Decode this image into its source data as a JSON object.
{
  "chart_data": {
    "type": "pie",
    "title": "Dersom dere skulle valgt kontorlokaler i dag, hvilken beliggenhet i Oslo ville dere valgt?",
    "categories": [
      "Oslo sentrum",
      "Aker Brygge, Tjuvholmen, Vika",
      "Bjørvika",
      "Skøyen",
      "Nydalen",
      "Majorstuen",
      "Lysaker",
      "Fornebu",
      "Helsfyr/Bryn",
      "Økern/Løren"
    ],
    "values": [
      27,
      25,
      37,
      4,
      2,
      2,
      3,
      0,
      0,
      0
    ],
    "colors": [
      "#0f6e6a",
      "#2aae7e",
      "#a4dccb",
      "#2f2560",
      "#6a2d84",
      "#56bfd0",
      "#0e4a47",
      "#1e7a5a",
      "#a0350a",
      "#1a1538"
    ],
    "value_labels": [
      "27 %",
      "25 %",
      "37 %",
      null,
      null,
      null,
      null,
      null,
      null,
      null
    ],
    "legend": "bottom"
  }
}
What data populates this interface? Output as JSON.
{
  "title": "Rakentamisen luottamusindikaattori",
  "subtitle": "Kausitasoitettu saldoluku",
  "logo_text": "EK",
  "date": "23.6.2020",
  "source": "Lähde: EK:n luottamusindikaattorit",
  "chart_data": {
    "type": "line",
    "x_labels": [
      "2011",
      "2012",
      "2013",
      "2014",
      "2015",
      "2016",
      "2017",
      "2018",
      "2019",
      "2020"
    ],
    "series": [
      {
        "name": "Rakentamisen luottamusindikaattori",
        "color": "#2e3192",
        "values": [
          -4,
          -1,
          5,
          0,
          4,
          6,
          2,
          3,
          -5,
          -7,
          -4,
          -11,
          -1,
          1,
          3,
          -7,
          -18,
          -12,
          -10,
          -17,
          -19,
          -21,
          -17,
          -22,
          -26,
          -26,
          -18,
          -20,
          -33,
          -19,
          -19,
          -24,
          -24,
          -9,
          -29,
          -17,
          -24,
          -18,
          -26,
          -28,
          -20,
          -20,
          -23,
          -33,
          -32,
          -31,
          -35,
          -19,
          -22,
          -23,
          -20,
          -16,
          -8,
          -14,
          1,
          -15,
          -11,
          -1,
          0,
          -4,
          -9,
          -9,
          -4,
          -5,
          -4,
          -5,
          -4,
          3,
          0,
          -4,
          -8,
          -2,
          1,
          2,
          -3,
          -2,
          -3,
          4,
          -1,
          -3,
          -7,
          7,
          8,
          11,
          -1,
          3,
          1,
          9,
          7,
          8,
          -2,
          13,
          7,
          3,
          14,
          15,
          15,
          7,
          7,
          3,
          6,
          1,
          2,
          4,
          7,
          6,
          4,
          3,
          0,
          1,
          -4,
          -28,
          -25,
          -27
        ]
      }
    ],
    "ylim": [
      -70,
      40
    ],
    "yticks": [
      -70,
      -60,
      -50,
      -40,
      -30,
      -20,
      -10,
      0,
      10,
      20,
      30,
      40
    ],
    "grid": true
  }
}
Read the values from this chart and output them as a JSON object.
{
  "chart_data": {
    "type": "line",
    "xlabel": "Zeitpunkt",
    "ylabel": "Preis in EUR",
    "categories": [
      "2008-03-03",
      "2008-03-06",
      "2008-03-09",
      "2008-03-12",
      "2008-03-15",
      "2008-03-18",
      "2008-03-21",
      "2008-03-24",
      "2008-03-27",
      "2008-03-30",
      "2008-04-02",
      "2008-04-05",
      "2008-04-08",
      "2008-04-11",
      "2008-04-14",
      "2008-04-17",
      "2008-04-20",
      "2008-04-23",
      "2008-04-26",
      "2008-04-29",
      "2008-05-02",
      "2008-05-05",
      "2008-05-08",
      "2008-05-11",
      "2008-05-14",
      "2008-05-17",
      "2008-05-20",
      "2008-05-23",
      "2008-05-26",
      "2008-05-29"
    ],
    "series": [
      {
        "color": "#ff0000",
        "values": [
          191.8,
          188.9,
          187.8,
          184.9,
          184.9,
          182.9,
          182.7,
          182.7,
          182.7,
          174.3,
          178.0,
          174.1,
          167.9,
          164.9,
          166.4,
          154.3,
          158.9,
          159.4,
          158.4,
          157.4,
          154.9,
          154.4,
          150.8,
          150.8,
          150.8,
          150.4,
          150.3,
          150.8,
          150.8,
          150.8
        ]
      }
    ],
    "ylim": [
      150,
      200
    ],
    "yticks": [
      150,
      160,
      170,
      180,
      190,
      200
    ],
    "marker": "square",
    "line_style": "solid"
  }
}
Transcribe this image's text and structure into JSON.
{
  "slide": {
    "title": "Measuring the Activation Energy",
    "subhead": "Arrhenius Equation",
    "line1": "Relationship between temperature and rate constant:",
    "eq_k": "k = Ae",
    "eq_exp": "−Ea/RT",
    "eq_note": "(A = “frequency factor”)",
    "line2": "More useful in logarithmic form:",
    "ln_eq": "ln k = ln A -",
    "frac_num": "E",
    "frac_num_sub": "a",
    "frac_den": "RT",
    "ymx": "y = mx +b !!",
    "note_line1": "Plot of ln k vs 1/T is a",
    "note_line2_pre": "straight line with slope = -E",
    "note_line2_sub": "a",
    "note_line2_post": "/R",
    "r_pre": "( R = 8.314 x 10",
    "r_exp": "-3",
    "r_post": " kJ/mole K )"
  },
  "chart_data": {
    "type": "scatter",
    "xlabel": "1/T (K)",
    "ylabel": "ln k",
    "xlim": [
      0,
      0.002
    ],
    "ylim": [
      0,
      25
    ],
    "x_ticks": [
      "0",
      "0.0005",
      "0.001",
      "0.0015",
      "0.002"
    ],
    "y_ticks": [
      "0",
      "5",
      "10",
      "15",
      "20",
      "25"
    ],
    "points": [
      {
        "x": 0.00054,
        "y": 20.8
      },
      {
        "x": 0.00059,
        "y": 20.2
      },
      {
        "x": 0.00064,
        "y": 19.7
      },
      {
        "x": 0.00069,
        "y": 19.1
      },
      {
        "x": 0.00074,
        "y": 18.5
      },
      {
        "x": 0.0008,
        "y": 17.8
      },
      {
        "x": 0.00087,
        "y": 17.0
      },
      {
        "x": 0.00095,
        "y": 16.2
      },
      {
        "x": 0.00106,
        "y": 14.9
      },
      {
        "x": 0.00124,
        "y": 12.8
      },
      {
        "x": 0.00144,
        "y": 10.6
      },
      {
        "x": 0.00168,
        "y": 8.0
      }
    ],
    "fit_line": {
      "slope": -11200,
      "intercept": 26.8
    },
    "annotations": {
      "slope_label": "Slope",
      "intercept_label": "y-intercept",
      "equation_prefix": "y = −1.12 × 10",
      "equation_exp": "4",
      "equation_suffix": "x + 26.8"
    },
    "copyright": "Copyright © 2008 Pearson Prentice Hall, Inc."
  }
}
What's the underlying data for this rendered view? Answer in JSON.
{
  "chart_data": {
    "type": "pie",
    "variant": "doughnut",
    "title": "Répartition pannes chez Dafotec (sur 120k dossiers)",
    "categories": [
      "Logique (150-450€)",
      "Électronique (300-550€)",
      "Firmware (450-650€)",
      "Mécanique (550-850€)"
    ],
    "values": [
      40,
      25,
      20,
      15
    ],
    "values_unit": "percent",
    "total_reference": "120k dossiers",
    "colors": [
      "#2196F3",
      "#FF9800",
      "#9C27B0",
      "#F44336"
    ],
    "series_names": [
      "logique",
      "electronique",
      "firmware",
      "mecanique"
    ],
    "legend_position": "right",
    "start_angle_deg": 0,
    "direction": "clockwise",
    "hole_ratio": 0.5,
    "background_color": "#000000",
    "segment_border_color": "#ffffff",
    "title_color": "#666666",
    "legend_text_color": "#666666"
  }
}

Short exercise
Scan the records for the string "into". Copy each line in which it appears.

Task solution
Decode this image into its source data as a JSON object.
Transcribe this image's text and structure into JSON.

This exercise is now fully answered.